§ Short exercise: From the entries below, copy every line that holds the word "Users".

§ Task input:
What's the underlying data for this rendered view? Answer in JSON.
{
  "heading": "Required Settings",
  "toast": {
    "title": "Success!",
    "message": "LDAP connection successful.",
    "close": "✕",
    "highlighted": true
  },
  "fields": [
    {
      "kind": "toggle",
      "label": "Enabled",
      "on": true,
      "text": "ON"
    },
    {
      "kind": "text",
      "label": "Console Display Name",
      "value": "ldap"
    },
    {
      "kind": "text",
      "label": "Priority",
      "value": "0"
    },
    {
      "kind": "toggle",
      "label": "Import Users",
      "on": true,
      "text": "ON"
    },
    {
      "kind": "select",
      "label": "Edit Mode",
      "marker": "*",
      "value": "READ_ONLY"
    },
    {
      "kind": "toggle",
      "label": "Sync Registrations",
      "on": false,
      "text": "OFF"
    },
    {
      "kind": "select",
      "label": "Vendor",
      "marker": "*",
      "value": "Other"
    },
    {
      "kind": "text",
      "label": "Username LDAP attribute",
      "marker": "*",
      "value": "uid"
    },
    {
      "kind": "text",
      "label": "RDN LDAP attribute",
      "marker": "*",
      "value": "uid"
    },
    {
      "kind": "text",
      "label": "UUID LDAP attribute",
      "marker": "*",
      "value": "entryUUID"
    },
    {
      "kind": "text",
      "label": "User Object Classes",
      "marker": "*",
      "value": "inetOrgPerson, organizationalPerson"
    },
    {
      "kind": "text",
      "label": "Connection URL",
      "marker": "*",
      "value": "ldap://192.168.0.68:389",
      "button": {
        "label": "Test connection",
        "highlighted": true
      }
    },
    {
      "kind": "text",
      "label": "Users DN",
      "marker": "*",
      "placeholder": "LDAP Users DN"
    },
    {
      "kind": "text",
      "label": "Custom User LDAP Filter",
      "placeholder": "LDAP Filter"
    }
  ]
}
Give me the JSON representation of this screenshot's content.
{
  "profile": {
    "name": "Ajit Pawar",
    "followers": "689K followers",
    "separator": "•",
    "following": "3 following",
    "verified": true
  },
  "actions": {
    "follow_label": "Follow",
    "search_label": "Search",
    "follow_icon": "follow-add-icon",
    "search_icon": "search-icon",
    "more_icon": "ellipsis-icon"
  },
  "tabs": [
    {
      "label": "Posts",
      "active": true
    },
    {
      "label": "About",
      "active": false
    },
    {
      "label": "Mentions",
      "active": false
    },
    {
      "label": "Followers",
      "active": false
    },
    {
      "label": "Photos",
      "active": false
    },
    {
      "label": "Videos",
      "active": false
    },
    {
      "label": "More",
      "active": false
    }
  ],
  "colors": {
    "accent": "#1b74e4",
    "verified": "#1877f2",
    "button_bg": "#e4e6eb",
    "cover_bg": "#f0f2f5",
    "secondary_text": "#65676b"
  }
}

§ Worked answer:
      "label": "Import Users",
      "label": "Users DN",
      "placeholder": "LDAP Users DN"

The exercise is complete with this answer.